[Extracted material start]

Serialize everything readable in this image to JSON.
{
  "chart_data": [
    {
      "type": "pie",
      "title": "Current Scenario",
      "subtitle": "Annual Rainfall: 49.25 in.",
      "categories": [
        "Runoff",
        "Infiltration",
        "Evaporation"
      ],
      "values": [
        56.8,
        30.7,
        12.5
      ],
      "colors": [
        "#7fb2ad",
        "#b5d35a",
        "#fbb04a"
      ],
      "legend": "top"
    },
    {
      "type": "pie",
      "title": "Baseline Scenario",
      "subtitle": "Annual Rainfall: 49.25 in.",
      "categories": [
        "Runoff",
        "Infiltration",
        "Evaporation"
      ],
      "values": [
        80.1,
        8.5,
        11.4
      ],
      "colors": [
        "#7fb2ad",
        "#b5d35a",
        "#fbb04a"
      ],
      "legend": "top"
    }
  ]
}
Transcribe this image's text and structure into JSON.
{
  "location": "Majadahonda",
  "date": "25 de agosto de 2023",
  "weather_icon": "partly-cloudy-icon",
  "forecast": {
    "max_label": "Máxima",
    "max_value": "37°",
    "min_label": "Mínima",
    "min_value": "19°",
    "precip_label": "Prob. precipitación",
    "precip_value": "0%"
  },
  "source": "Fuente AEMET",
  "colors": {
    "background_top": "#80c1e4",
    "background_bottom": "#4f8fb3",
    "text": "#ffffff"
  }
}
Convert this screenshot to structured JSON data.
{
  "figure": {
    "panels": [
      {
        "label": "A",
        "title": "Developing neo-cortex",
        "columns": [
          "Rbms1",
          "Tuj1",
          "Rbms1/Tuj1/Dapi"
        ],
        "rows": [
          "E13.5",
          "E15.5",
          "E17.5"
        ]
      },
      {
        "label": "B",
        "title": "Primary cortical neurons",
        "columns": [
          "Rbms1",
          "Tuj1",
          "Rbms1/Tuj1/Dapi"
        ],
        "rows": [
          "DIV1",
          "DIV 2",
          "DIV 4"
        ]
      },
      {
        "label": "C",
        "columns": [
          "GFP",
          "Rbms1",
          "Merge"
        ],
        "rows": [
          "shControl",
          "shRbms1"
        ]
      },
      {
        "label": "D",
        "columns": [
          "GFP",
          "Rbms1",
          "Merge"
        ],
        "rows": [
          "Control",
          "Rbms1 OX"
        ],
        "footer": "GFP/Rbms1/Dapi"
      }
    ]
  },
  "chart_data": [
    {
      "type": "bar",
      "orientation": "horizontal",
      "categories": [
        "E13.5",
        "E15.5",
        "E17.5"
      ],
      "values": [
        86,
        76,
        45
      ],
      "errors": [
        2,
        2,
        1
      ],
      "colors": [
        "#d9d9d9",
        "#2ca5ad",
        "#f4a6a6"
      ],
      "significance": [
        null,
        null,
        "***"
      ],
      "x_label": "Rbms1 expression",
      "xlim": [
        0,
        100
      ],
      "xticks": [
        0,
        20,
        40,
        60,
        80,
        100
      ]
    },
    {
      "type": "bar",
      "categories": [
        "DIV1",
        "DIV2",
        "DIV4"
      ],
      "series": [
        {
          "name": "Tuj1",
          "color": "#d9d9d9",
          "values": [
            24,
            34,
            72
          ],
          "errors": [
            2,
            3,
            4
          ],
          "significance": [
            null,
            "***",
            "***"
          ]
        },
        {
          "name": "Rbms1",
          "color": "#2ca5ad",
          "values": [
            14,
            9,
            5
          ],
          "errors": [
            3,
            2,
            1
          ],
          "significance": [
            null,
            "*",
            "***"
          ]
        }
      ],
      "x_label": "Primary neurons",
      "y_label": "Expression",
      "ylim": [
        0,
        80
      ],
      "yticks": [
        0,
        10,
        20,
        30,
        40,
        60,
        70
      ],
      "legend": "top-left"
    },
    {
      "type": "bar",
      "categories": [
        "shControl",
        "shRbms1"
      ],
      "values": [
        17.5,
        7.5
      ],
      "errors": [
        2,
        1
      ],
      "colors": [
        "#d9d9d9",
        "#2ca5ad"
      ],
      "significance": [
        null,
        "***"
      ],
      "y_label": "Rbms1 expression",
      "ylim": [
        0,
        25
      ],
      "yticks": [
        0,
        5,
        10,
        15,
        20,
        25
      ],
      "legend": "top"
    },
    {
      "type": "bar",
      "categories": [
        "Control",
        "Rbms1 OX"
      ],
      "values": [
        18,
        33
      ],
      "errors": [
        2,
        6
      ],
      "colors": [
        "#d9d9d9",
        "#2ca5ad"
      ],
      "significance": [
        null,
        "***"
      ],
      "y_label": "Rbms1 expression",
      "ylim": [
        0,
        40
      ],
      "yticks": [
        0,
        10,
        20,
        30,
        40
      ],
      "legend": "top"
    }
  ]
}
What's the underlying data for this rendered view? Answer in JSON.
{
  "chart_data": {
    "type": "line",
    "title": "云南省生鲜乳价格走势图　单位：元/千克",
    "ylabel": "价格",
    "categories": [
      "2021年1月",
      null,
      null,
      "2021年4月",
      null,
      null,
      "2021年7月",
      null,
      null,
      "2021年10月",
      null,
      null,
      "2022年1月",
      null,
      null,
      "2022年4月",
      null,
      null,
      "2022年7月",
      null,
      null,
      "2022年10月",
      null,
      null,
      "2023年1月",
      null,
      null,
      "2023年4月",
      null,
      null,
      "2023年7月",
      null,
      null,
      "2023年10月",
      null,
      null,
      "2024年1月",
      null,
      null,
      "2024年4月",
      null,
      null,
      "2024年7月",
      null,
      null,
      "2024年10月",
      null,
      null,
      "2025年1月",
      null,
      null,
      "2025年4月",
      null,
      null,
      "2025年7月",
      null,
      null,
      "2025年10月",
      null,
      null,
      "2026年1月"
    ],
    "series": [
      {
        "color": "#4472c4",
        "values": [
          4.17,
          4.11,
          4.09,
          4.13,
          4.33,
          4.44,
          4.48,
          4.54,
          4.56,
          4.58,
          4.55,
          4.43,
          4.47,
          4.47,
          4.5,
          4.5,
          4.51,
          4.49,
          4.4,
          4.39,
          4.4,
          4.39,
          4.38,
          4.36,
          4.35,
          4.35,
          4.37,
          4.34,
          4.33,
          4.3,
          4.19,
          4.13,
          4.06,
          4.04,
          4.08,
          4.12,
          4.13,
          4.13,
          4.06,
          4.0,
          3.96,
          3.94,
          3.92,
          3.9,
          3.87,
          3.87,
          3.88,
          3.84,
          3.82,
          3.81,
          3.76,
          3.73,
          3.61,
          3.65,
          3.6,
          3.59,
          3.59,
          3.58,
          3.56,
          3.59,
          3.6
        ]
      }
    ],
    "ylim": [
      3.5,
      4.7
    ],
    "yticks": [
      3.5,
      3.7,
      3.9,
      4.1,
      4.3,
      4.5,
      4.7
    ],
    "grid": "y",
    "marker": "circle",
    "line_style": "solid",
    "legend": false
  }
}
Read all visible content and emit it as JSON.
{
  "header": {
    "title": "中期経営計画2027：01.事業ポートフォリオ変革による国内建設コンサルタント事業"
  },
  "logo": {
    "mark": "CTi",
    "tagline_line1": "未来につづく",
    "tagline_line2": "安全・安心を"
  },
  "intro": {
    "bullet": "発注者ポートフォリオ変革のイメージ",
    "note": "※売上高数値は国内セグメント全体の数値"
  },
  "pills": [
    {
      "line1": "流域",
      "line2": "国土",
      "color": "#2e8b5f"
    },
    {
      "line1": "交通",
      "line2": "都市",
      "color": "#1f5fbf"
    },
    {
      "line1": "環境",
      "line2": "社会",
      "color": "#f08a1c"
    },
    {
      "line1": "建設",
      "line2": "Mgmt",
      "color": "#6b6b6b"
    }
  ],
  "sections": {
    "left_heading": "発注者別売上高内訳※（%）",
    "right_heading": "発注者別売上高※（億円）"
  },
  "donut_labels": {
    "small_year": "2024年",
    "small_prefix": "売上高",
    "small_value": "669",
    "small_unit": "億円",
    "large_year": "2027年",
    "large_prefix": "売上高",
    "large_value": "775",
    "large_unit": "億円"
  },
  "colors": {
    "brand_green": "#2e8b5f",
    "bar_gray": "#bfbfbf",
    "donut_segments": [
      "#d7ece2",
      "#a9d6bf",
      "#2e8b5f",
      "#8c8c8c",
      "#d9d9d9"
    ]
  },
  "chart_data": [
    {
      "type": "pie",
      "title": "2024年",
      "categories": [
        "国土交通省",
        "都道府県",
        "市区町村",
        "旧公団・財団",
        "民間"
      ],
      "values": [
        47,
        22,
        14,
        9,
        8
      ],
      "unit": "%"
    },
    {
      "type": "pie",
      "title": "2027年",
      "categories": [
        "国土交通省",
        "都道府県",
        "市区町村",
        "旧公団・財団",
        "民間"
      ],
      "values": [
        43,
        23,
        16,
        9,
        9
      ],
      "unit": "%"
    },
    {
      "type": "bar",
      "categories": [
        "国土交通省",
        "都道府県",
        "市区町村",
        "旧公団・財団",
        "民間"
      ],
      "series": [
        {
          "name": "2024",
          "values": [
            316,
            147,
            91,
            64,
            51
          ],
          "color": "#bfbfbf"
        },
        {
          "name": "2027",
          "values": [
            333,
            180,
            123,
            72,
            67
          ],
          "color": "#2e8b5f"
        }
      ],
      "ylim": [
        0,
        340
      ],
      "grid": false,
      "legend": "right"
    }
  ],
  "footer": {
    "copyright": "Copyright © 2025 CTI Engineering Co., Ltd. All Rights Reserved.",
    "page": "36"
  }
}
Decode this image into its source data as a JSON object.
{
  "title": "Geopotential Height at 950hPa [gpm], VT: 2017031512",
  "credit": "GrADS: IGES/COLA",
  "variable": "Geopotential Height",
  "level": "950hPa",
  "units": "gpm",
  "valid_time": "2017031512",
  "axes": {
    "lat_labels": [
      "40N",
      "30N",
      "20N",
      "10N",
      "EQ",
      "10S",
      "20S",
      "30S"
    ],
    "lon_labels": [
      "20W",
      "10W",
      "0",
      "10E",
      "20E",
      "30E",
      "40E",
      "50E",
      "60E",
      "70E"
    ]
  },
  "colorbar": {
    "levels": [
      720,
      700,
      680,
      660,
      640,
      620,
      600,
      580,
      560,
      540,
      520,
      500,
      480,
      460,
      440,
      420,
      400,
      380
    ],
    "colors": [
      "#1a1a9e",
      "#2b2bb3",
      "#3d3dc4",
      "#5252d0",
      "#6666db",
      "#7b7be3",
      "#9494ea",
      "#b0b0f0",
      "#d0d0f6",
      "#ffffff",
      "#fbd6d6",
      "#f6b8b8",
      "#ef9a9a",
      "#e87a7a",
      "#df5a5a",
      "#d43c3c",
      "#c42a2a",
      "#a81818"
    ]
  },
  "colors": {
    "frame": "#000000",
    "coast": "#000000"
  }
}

[Extracted material end]

:: Objective ::
Locate each line with the word "this" and copy it.

:: Exercise output ::
Serialize everything readable in this image to JSON.
Transcribe this image's text and structure into JSON.
Convert this screenshot to structured JSON data.
What's the underlying data for this rendered view? Answer in JSON.
Decode this image into its source data as a JSON object.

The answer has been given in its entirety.